STORED ROWS:

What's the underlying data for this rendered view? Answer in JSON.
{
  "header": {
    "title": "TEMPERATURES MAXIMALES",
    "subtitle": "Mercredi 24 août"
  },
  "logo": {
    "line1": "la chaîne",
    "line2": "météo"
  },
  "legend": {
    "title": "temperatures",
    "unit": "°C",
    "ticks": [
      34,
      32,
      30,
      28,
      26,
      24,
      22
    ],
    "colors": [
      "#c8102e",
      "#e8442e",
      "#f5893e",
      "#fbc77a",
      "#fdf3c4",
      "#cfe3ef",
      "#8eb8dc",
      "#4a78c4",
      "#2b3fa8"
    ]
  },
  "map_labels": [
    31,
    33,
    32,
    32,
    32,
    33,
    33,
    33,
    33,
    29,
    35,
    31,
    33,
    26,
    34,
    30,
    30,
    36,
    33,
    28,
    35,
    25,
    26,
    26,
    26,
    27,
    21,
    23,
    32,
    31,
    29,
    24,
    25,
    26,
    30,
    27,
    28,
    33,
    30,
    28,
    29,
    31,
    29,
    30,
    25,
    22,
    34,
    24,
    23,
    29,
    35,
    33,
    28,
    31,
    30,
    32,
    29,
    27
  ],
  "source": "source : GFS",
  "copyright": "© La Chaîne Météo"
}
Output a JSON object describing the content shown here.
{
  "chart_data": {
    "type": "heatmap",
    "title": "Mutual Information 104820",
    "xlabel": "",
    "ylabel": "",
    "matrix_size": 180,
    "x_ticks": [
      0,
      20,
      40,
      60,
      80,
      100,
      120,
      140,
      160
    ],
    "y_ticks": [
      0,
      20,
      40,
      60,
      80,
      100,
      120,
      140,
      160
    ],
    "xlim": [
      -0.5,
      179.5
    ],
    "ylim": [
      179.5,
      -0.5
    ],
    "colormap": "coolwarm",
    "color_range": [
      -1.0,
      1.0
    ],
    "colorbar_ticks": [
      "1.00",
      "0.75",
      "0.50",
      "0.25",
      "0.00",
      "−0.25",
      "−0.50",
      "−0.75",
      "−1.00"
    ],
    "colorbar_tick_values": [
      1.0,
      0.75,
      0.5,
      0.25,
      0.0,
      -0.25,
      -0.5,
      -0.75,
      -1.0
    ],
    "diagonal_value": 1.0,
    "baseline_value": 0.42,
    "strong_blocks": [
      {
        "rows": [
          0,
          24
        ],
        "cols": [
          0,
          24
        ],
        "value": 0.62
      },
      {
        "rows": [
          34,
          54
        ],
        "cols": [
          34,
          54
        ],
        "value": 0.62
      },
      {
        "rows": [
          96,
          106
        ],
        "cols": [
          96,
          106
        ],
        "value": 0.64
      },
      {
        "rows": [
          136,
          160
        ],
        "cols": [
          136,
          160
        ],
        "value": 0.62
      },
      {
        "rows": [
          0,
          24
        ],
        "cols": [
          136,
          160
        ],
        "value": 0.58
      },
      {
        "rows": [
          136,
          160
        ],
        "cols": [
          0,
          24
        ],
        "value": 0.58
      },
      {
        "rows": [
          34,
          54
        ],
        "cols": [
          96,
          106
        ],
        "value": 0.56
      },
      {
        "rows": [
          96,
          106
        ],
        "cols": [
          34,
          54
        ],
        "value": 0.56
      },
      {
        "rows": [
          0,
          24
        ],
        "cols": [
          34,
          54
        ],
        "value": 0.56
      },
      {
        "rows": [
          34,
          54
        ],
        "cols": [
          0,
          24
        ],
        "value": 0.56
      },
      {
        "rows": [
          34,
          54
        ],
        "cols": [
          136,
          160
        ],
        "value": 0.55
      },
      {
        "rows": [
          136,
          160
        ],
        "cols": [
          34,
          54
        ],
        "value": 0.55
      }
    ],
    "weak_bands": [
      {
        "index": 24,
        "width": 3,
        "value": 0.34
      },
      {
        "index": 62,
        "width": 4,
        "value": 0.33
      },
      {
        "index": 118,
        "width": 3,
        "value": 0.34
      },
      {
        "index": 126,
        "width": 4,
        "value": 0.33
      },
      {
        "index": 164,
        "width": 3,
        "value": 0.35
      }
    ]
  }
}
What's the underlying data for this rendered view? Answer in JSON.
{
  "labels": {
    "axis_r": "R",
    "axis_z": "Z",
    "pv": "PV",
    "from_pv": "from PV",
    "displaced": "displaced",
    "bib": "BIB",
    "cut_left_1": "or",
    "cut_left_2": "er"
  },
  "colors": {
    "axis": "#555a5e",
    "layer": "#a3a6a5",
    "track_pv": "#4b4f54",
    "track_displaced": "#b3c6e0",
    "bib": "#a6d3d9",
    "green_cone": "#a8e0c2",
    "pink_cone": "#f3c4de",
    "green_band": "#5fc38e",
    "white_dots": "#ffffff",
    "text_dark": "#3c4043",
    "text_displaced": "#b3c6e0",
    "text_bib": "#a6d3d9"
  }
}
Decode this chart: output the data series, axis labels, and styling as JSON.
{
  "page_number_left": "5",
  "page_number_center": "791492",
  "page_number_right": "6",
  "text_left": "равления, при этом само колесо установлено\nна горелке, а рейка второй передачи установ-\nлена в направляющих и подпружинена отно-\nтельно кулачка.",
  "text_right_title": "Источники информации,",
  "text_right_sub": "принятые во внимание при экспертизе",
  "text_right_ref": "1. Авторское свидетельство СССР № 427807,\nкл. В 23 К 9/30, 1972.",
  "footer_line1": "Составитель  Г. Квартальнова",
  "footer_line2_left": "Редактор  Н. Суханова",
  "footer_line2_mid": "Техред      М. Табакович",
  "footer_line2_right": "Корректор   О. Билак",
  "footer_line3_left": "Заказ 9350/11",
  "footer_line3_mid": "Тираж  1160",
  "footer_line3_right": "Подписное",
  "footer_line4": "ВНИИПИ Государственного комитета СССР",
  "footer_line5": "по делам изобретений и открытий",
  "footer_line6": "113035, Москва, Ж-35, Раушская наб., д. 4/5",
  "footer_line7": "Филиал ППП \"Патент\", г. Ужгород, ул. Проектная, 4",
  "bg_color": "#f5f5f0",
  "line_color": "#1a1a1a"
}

GIVEN INSTRUCTION: Pick out the lines above that hold the string "СССР" and show them.

EXERCISE SOLUTION:
  "text_right_ref": "1. Авторское свидетельство СССР № 427807,\nкл. В 23 К 9/30, 1972.",
  "footer_line4": "ВНИИПИ Государственного комитета СССР",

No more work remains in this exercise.